Copy the records word for word, starting with the line that contains "- basis-bar: [871, 407, 875, 571]" and continuing through the line that contains "- basis-bar: [658, 407, 661, 446]", with both of those lines included.

▸ Provided entries
>> BEGIN
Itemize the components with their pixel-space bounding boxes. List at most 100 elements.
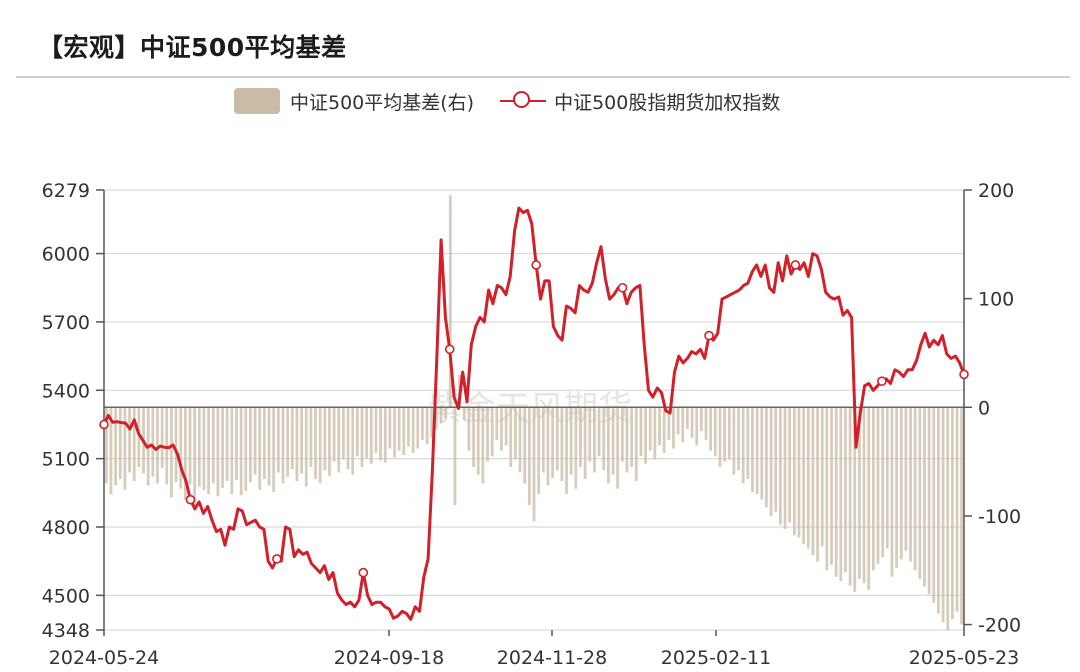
- basis-bar: [871, 407, 875, 571]
- basis-bar: [439, 407, 443, 424]
- basis-bar: [486, 407, 489, 462]
- basis-bar: [713, 407, 717, 457]
- basis-bar: [885, 407, 889, 549]
- basis-bar: [904, 407, 908, 551]
- basis-bar: [639, 407, 643, 457]
- index-marker: [272, 554, 282, 564]
- basis-bar: [662, 407, 666, 453]
- basis-bar: [783, 407, 787, 529]
- basis-bar: [927, 407, 931, 595]
- basis-bar: [625, 407, 629, 473]
- basis-bar: [797, 407, 801, 538]
- basis-bar: [658, 407, 661, 446]
- basis-bar: [183, 407, 187, 500]
- basis-bar: [216, 407, 220, 497]
- basis-bar: [579, 407, 582, 468]
- basis-bar: [123, 407, 127, 490]
- legend-item-basis[interactable]: 中证500平均基差(右): [234, 88, 474, 115]
- basis-bar: [765, 407, 768, 508]
- basis-bar: [741, 407, 745, 484]
- basis-bar: [156, 407, 159, 484]
- basis-bar: [806, 407, 810, 549]
- basis-bar: [672, 407, 675, 449]
- left-tick-label: 4800: [42, 517, 90, 539]
- index-marker: [959, 369, 969, 380]
- basis-bar: [467, 407, 471, 451]
- basis-bar: [778, 407, 782, 525]
- basis-bar: [369, 407, 373, 464]
- basis-bar: [811, 407, 815, 556]
- basis-bar: [323, 407, 327, 471]
- basis-bar: [755, 407, 759, 495]
- basis-bar: [634, 407, 638, 482]
- basis-bar: [918, 407, 922, 579]
- basis-bar: [453, 407, 457, 506]
- basis-bar: [151, 407, 155, 477]
- legend-line-swatch: [500, 90, 547, 112]
- basis-bar: [170, 407, 173, 498]
- basis-bar: [667, 407, 671, 440]
- basis-bar: [388, 407, 392, 449]
- basis-bar: [909, 407, 912, 562]
- basis-bar: [425, 407, 429, 445]
- basis-bar: [309, 407, 313, 468]
- basis-bar: [788, 407, 792, 523]
- x-tick-label: 2025-05-23: [909, 647, 1019, 669]
- basis-bar: [179, 407, 183, 489]
- basis-bar: [328, 407, 331, 476]
- basis-bar: [258, 407, 262, 490]
- basis-bar: [541, 407, 545, 473]
- basis-bar: [374, 407, 378, 453]
- basis-bar: [160, 407, 164, 469]
- basis-bar: [848, 407, 852, 586]
- basis-bar: [560, 407, 564, 482]
- basis-bar: [290, 407, 294, 470]
- basis-bar: [472, 407, 475, 468]
- basis-bar: [555, 407, 559, 471]
- x-tick-label: 2025-02-11: [661, 647, 771, 669]
- basis-bar: [616, 407, 620, 489]
- legend-bar-swatch: [234, 88, 280, 114]
- basis-bar: [360, 407, 364, 468]
- basis-bar: [574, 407, 578, 489]
- basis-bar: [267, 407, 271, 486]
- basis-bar: [946, 407, 950, 630]
- basis-bar: [114, 407, 118, 486]
- basis-bar: [867, 407, 871, 590]
- left-tick-label: 4500: [42, 585, 90, 607]
- basis-bar: [941, 407, 945, 623]
- right-tick-label: 0: [978, 397, 990, 419]
- basis-bar: [681, 407, 685, 443]
- basis-bar: [430, 407, 434, 438]
- basis-bar: [937, 407, 940, 614]
- basis-bar: [318, 407, 322, 484]
- index-marker: [99, 419, 109, 430]
- basis-bar: [769, 407, 773, 516]
- basis-bar: [476, 407, 480, 475]
- basis-bar: [481, 407, 485, 484]
- basis-bar: [699, 407, 703, 432]
- legend-item-index[interactable]: 中证500股指期货加权指数: [500, 88, 780, 115]
- basis-bar: [858, 407, 861, 579]
- basis-bar: [834, 407, 838, 577]
- basis-bar: [825, 407, 829, 571]
- basis-bar: [272, 407, 276, 493]
- basis-bar: [434, 407, 438, 430]
- basis-bar: [597, 407, 601, 457]
- basis-bar: [225, 407, 229, 482]
- basis-bar: [249, 407, 252, 483]
- basis-bar: [704, 407, 708, 440]
- basis-bar: [118, 407, 122, 479]
- basis-bar: [820, 407, 824, 547]
- basis-bar: [588, 407, 592, 462]
- basis-bar: [518, 407, 522, 473]
- basis-bar: [462, 407, 466, 421]
- basis-bar: [355, 407, 359, 457]
- basis-bar: [174, 407, 178, 483]
- basis-bar: [407, 407, 410, 447]
- basis-bar: [351, 407, 355, 475]
- basis-bar: [132, 407, 136, 482]
- basis-bar: [314, 407, 317, 479]
- chart-title: 【宏观】中证500平均基差: [38, 33, 347, 62]
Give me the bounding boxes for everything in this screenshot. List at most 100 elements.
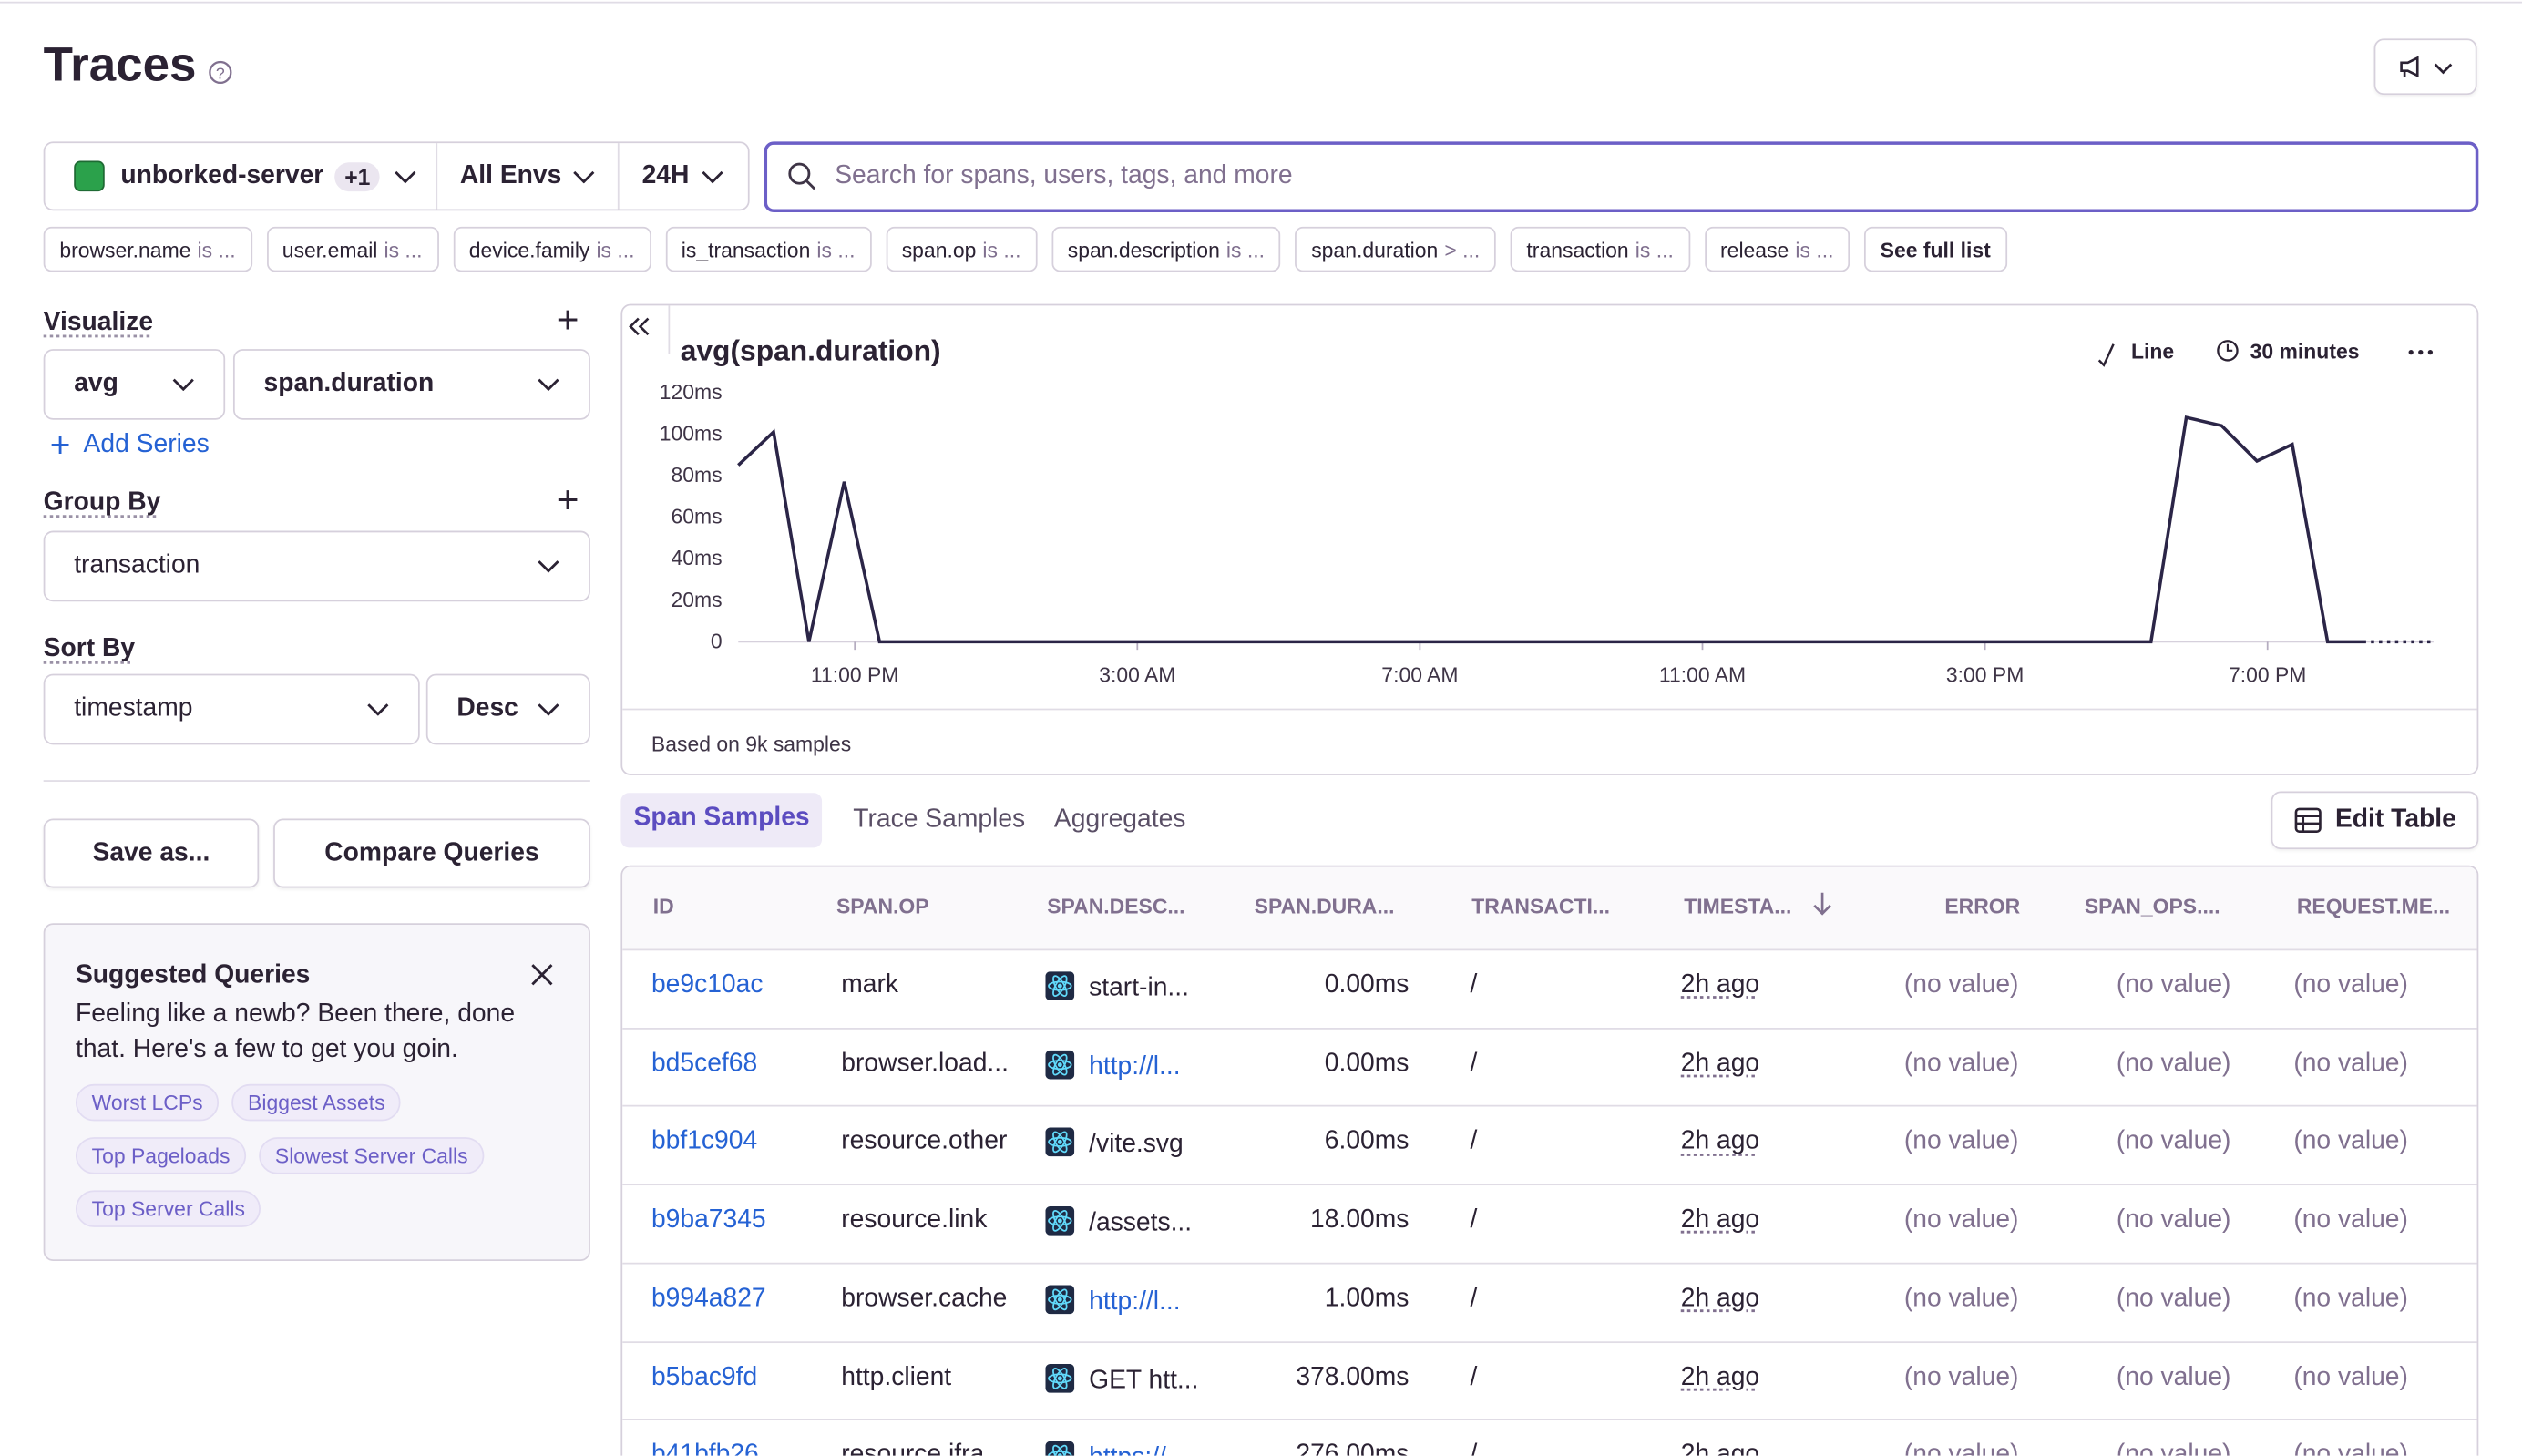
- suggested-query[interactable]: Top Server Calls: [75, 1190, 261, 1227]
- help-icon[interactable]: ?: [208, 59, 233, 85]
- suggested-query[interactable]: Worst LCPs: [75, 1083, 220, 1122]
- sort-order-select[interactable]: Desc: [425, 673, 590, 745]
- span-desc-text: http://l...: [1089, 1052, 1181, 1081]
- menu-dot[interactable]: [2427, 349, 2434, 355]
- span-duration: 0.00ms: [1324, 971, 1410, 1000]
- add-group-by[interactable]: +: [556, 479, 579, 523]
- span-id[interactable]: bd5cef68: [651, 1050, 758, 1078]
- chip-key: is_transaction: [681, 237, 811, 261]
- group-by-select[interactable]: transaction: [43, 530, 590, 602]
- menu-dot[interactable]: [2408, 349, 2414, 355]
- chip-op: is ...: [596, 237, 635, 261]
- period-selector[interactable]: 24H: [620, 143, 745, 209]
- x-tick-label: 11:00 AM: [1659, 662, 1746, 686]
- transaction: /: [1470, 1050, 1478, 1078]
- add-visualize[interactable]: +: [556, 299, 579, 343]
- filter-chip[interactable]: browser.name is ...: [43, 226, 252, 272]
- filter-chip[interactable]: is_transaction is ...: [665, 226, 872, 272]
- column-header[interactable]: SPAN.DURA...: [1254, 894, 1395, 918]
- clock-hand: [2226, 343, 2233, 352]
- span-op: browser.load...: [841, 1050, 1009, 1078]
- chip-op: is ...: [982, 237, 1021, 261]
- span-duration: 378.00ms: [1296, 1363, 1410, 1391]
- row-divider: [622, 1027, 2477, 1030]
- see-full-list[interactable]: See full list: [1864, 226, 2007, 272]
- search-bar[interactable]: Search for spans, users, tags, and more: [764, 141, 2479, 213]
- span-id[interactable]: b5bac9fd: [651, 1363, 758, 1391]
- timestamp: 2h ago: [1680, 1285, 1760, 1313]
- span-duration: 6.00ms: [1324, 1128, 1410, 1156]
- menu-dot[interactable]: [2418, 349, 2424, 355]
- display-type[interactable]: Line: [2131, 340, 2174, 364]
- project-selector[interactable]: unborked-server +1: [45, 143, 438, 210]
- feedback-button[interactable]: [2373, 38, 2477, 96]
- add-series[interactable]: + Add Series: [49, 425, 210, 466]
- suggested-query[interactable]: Top Pageloads: [75, 1137, 247, 1174]
- group-by-value: transaction: [74, 551, 200, 579]
- span-desc-text: http://l...: [1089, 1287, 1181, 1316]
- tab[interactable]: Trace Samples: [853, 805, 1026, 834]
- timestamp: 2h ago: [1680, 1363, 1760, 1391]
- column-header[interactable]: TIMESTA...: [1684, 894, 1792, 918]
- filter-chip[interactable]: span.description is ...: [1051, 226, 1281, 272]
- filter-chip[interactable]: span.duration > ...: [1295, 226, 1496, 272]
- filter-chip[interactable]: span.op is ...: [886, 226, 1038, 272]
- column-header[interactable]: ID: [652, 894, 674, 918]
- interval[interactable]: 30 minutes: [2250, 340, 2360, 364]
- span-ops: (no value): [2116, 1128, 2231, 1156]
- aggregate-select[interactable]: avg: [43, 349, 226, 420]
- column-header[interactable]: SPAN_OPS....: [2084, 894, 2220, 918]
- span-id[interactable]: b994a827: [651, 1285, 766, 1313]
- suggested-title: Suggested Queries: [75, 961, 311, 989]
- sort-field-value: timestamp: [74, 694, 193, 723]
- tab[interactable]: Span Samples: [620, 793, 823, 848]
- error: (no value): [1903, 1206, 2019, 1235]
- span-desc: GET htt...: [1045, 1363, 1198, 1395]
- chip-op: is ...: [1795, 237, 1834, 261]
- column-header[interactable]: ERROR: [1944, 894, 2021, 918]
- x-tick-label: 7:00 AM: [1381, 662, 1458, 686]
- y-tick-label: 60ms: [672, 505, 723, 528]
- column-header[interactable]: SPAN.DESC...: [1047, 894, 1185, 918]
- edit-table-button[interactable]: Edit Table: [2271, 791, 2479, 850]
- suggested-query[interactable]: Biggest Assets: [231, 1083, 402, 1122]
- suggested-query[interactable]: Slowest Server Calls: [259, 1137, 485, 1174]
- column-header[interactable]: TRANSACTI...: [1471, 894, 1610, 918]
- span-duration: 276.00ms: [1296, 1441, 1410, 1456]
- chip-key: span.op: [901, 237, 977, 261]
- row-divider: [622, 1105, 2477, 1108]
- span-ops: (no value): [2116, 1363, 2231, 1391]
- span-desc: https://...: [1045, 1441, 1187, 1456]
- filter-chip[interactable]: user.email is ...: [266, 226, 439, 272]
- field-select[interactable]: span.duration: [232, 349, 590, 420]
- sort-field-select[interactable]: timestamp: [43, 673, 420, 745]
- span-duration: 1.00ms: [1324, 1285, 1410, 1313]
- filter-chip[interactable]: transaction is ...: [1510, 226, 1690, 272]
- column-header[interactable]: SPAN.OP: [836, 894, 929, 918]
- span-desc: /vite.svg: [1045, 1128, 1184, 1160]
- span-id[interactable]: be9c10ac: [651, 971, 764, 1000]
- compare-label: Compare Queries: [324, 838, 539, 866]
- close-icon[interactable]: [529, 962, 555, 988]
- project-name: unborked-server: [120, 161, 324, 190]
- tab[interactable]: Aggregates: [1053, 805, 1186, 834]
- request: (no value): [2293, 1050, 2408, 1078]
- column-header[interactable]: REQUEST.ME...: [2296, 894, 2451, 918]
- save-button[interactable]: Save as...: [43, 818, 260, 888]
- visualize-label: Visualize: [43, 308, 154, 336]
- filter-chip[interactable]: device.family is ...: [453, 226, 651, 272]
- span-id[interactable]: b9ba7345: [651, 1206, 766, 1235]
- field-value: span.duration: [263, 370, 435, 398]
- span-id[interactable]: b41bfb26: [651, 1441, 759, 1456]
- span-desc: /assets...: [1045, 1206, 1192, 1238]
- env-selector[interactable]: All Envs: [437, 143, 620, 210]
- filter-chip[interactable]: release is ...: [1704, 226, 1850, 272]
- span-desc: start-in...: [1045, 971, 1189, 1003]
- span-desc-text: https://...: [1089, 1445, 1187, 1456]
- span-id[interactable]: bbf1c904: [651, 1128, 758, 1156]
- transaction: /: [1470, 1206, 1478, 1235]
- period-label: 24H: [641, 161, 690, 190]
- span-op: mark: [841, 971, 899, 1000]
- compare-button[interactable]: Compare Queries: [273, 818, 590, 888]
>> END
▸ Complete output
- basis-bar: [871, 407, 875, 571]
- basis-bar: [439, 407, 443, 424]
- basis-bar: [486, 407, 489, 462]
- basis-bar: [713, 407, 717, 457]
- basis-bar: [885, 407, 889, 549]
- basis-bar: [904, 407, 908, 551]
- basis-bar: [639, 407, 643, 457]
- index-marker: [272, 554, 282, 564]
- basis-bar: [662, 407, 666, 453]
- basis-bar: [783, 407, 787, 529]
- basis-bar: [927, 407, 931, 595]
- basis-bar: [625, 407, 629, 473]
- basis-bar: [797, 407, 801, 538]
- basis-bar: [658, 407, 661, 446]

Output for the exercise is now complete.